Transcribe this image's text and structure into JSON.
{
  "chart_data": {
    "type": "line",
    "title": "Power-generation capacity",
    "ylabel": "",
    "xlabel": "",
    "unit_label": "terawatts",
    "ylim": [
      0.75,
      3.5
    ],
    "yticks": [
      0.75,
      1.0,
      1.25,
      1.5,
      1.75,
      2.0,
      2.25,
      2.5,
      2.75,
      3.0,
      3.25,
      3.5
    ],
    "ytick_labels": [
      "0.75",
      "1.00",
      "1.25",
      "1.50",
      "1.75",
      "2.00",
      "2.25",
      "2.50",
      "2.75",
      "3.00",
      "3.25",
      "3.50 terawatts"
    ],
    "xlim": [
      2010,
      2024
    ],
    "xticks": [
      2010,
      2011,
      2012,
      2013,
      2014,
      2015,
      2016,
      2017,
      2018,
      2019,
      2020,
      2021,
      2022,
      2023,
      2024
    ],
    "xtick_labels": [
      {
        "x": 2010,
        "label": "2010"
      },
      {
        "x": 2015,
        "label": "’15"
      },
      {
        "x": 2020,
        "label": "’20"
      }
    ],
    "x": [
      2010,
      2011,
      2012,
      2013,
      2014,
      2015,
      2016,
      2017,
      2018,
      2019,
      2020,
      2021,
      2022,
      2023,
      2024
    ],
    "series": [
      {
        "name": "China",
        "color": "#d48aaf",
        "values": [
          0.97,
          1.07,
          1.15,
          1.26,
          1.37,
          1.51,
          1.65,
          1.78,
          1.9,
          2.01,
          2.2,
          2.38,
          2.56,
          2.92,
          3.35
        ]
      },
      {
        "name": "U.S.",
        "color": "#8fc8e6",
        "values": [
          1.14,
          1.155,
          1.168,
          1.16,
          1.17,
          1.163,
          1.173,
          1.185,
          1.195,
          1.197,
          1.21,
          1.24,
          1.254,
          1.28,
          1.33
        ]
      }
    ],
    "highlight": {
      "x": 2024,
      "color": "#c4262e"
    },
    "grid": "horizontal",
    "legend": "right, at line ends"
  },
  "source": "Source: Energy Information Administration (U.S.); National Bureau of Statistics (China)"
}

|---|

[Problem requirements]:
Pull out each line of the entries that contains "China".

[The result]:
        "name": "China",
  "source": "Source: Energy Information Administration (U.S.); National Bureau of Statistics (China)"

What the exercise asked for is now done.